■ **Directive**:
Reproduce all of the data exactly.

■ **Given entries**:
--
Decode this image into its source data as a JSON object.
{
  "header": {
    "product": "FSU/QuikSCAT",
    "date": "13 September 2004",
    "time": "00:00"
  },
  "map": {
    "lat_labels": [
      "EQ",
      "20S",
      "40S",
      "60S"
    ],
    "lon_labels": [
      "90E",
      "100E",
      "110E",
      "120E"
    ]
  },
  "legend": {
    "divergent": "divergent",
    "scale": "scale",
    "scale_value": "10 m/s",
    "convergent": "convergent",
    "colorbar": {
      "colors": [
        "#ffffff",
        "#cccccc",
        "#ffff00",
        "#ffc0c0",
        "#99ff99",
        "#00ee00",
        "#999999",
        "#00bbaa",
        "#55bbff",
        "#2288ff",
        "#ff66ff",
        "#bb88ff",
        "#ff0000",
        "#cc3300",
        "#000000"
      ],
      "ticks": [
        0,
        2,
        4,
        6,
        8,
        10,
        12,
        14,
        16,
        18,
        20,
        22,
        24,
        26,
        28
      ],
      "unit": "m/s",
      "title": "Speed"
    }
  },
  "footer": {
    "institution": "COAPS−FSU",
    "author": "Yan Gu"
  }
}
--
■ **Output below**:
Decode this image into its source data as a JSON object.
{
  "header": {
    "product": "FSU/QuikSCAT",
    "date": "13 September 2004",
    "time": "00:00"
  },
  "map": {
    "lat_labels": [
      "EQ",
      "20S",
      "40S",
      "60S"
    ],
    "lon_labels": [
      "90E",
      "100E",
      "110E",
      "120E"
    ]
  },
  "legend": {
    "divergent": "divergent",
    "scale": "scale",
    "scale_value": "10 m/s",
    "convergent": "convergent",
    "colorbar": {
      "colors": [
        "#ffffff",
        "#cccccc",
        "#ffff00",
        "#ffc0c0",
        "#99ff99",
        "#00ee00",
        "#999999",
        "#00bbaa",
        "#55bbff",
        "#2288ff",
        "#ff66ff",
        "#bb88ff",
        "#ff0000",
        "#cc3300",
        "#000000"
      ],
      "ticks": [
        0,
        2,
        4,
        6,
        8,
        10,
        12,
        14,
        16,
        18,
        20,
        22,
        24,
        26,
        28
      ],
      "unit": "m/s",
      "title": "Speed"
    }
  },
  "footer": {
    "institution": "COAPS−FSU",
    "author": "Yan Gu"
  }
}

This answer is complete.